ENTRIES PROVIDED:
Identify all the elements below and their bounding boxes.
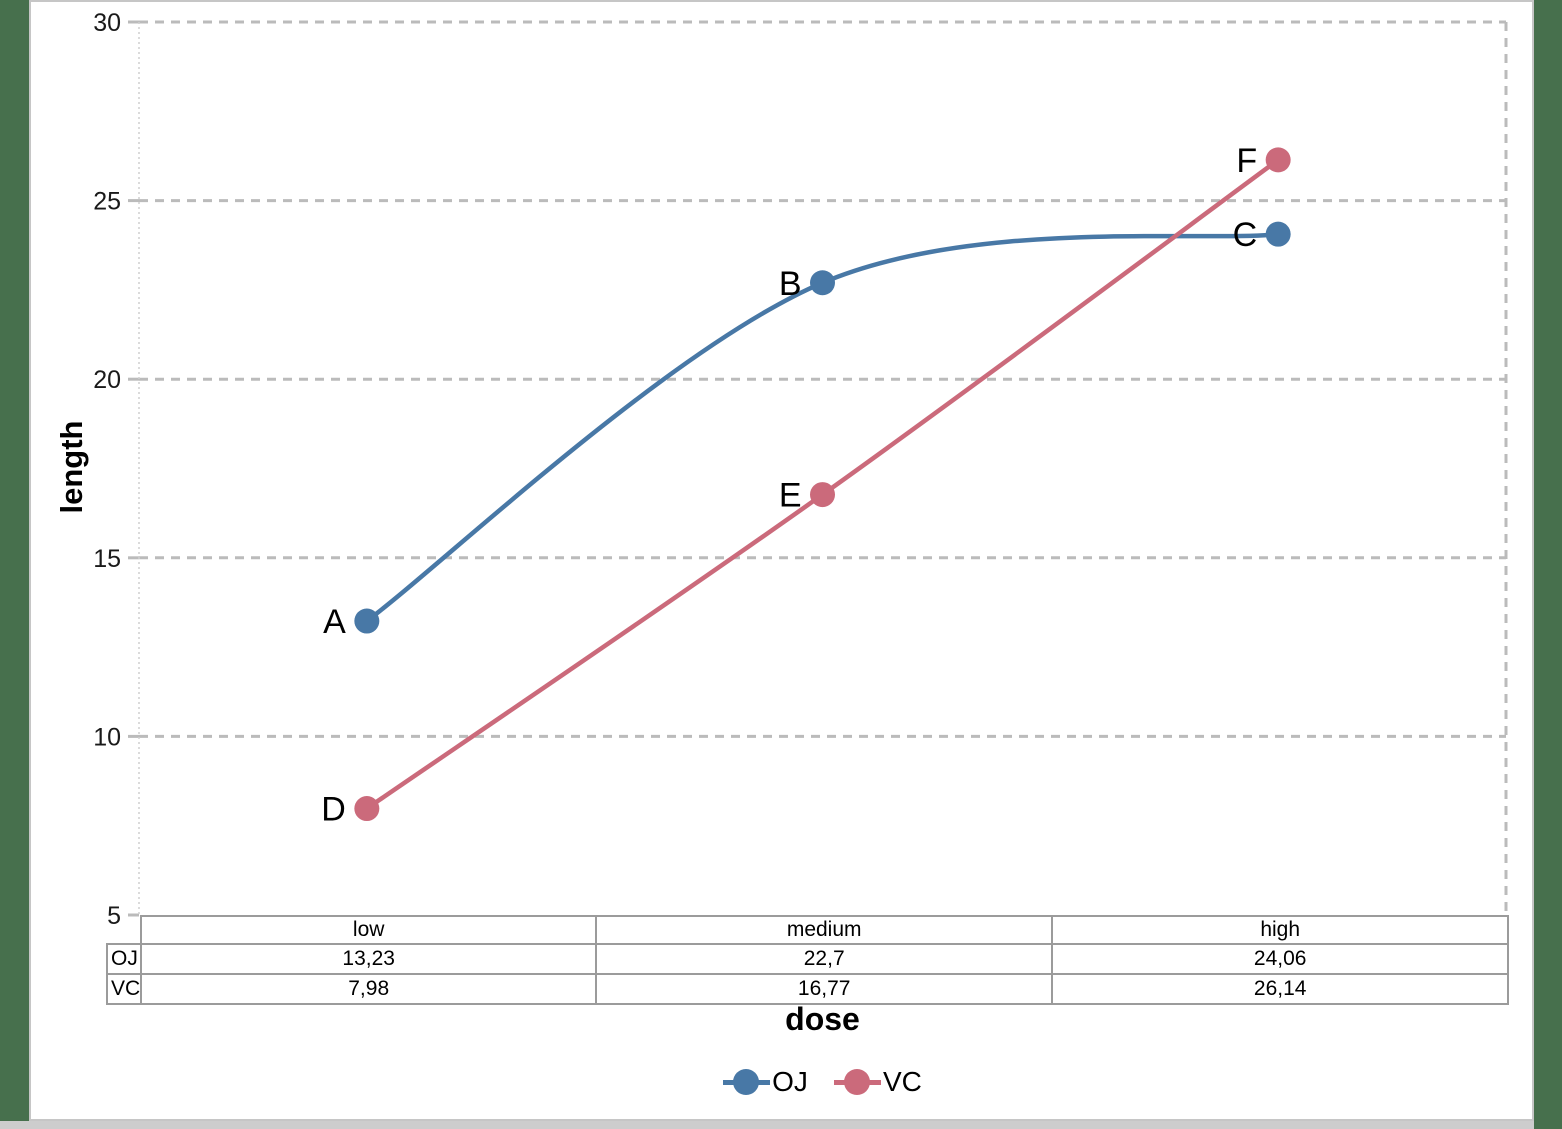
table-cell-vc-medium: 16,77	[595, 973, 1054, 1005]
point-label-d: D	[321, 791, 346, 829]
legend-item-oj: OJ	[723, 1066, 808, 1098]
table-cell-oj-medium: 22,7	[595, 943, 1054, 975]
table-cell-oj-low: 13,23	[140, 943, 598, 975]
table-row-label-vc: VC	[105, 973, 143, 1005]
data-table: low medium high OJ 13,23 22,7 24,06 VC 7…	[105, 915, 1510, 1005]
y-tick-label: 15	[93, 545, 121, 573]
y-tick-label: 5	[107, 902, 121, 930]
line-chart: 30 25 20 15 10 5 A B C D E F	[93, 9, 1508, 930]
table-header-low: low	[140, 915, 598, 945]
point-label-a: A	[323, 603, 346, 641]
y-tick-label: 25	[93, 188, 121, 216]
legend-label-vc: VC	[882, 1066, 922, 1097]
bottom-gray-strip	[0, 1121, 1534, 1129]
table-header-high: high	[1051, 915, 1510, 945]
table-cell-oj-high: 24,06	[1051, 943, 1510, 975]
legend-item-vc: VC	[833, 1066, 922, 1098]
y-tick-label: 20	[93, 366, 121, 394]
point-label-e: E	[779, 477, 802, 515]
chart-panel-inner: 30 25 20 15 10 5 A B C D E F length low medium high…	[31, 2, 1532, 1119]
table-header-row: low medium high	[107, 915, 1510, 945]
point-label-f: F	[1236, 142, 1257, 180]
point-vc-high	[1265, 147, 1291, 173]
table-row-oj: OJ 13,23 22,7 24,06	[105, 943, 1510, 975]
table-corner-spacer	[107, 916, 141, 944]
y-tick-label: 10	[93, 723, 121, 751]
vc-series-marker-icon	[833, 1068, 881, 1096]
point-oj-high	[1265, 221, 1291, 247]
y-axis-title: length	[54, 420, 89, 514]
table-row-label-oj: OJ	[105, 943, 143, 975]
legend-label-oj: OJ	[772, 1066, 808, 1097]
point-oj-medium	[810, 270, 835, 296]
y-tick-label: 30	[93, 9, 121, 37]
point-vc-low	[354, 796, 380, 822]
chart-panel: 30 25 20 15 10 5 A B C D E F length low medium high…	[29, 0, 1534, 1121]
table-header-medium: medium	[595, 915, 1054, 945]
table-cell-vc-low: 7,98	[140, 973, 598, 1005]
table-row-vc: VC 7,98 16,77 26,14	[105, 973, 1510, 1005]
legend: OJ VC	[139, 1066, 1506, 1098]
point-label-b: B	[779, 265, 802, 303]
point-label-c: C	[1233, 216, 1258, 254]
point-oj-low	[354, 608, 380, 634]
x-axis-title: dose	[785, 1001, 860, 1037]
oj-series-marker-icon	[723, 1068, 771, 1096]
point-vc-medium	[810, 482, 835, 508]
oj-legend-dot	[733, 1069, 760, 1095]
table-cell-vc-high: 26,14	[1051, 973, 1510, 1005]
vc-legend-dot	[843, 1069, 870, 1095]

DO THIS: Collect and copy every line of the material above that contains the string "header", treating uppercase and lowercase as different.

FULL ANSWER:
table-header-low: low	[140, 915, 598, 945]
table-header-high: high	[1051, 915, 1510, 945]
table-header-row: low medium high	[107, 915, 1510, 945]
table-header-medium: medium	[595, 915, 1054, 945]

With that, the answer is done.